Set of tasks:
1/ In the Bankia article, copy word for word the passage starting with "Independent analysis carried" and going on through "stake in Bankia.".
2/ According to the Bankia article, how large a stake does the Spanish government own in Banco Mare Nostrum?

Document section:
=== Begin Enclosure ===
Bankia SA  (BNKXF)  shares led the European banking sector higher Wednesday after Spanish authorities said they will push ahead with a merger between it and another failed lender as part of an effort to recover public funds that were pumped into both banks during the Eurozone debt crisis.

According to a determination by Spain's bank bailout fund, known by its Spanish acronym FROB, a merger with Banco Mare Nostrum followed by a sale of the combined entity will return more to the public purse than running an individual sale process for both banks.

Bankia rose 3.4% by 15:00 CET in Madrid to trade at €1.06, outpacing the 1.41% gain for the Stoxx Europe 600 Banks index.

Independent analysis carried out on the smaller Banco Mare Nostrum suggests that it could be worth up to €1.3 billion if absorbed by Bankia, which is considerably more than the €1 billion value assigned to it as an individual entity. The Spanish government owns a 65% stake in Banco Mare Nostrum and a 66% stake in Bankia.

FROB called in local consultants and bankers from Societe Generale (SCGLY)  , who put a number on the valuation gap between a sale of Banco Mare Nostrum alone and returns likely to be achieved if it were acquired by Bankia. AFI, a public-sector consultancy group, then advised that FROB should go ahead with a merger.
=== End Enclosure ===
Data records:
=== Begin Enclosure ===
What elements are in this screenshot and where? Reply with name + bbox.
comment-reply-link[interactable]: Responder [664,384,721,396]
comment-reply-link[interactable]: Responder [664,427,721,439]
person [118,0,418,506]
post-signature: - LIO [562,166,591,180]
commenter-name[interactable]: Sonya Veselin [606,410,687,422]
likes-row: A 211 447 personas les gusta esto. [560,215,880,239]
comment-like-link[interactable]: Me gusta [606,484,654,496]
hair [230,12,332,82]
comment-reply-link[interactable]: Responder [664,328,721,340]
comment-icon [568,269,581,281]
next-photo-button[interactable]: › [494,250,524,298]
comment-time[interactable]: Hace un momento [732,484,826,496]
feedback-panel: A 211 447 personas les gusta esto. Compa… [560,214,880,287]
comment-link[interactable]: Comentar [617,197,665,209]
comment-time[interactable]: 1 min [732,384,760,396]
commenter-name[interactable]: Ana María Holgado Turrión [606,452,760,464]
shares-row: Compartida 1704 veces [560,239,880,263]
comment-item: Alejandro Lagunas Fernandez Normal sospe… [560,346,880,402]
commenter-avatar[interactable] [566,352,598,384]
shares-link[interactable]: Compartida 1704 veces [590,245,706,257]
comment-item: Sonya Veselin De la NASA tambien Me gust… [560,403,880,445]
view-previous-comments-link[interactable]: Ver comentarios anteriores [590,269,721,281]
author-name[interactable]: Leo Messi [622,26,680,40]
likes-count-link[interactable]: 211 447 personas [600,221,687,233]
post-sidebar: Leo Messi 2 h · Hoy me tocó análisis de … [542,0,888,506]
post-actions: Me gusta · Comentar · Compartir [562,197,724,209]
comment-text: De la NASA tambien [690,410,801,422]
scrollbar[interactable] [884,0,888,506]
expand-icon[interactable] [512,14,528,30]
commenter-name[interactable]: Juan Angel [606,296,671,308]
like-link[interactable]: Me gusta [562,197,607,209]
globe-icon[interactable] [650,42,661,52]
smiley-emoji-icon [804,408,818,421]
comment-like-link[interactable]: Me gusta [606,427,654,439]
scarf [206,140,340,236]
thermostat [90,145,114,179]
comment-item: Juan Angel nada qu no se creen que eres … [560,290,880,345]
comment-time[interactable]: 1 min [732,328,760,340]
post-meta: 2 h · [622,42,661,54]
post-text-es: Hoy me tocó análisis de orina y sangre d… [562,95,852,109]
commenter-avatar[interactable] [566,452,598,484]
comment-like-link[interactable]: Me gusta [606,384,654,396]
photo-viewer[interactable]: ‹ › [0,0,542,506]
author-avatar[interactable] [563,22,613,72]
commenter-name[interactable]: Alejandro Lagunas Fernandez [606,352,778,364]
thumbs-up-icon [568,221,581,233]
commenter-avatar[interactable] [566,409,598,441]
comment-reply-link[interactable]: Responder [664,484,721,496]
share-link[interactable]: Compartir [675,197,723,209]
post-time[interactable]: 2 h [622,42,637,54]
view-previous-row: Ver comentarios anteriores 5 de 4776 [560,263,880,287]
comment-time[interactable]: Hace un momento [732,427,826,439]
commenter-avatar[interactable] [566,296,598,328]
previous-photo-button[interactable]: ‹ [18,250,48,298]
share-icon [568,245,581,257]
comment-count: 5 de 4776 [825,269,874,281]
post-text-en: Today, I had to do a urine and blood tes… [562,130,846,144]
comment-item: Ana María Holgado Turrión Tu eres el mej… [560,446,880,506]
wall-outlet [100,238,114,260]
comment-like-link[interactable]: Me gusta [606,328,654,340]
=== End Enclosure ===
Answers to the exercise:
1/
Independent analysis carried out on the smaller Banco Mare Nostrum suggests that it could be worth up to €1.3 billion if absorbed by Bankia, which is considerably more than the €1 billion value assigned to it as an individual entity. The Spanish government owns a 65% stake in Banco Mare Nostrum and a 66% stake in Bankia.

2/ A 65% stake.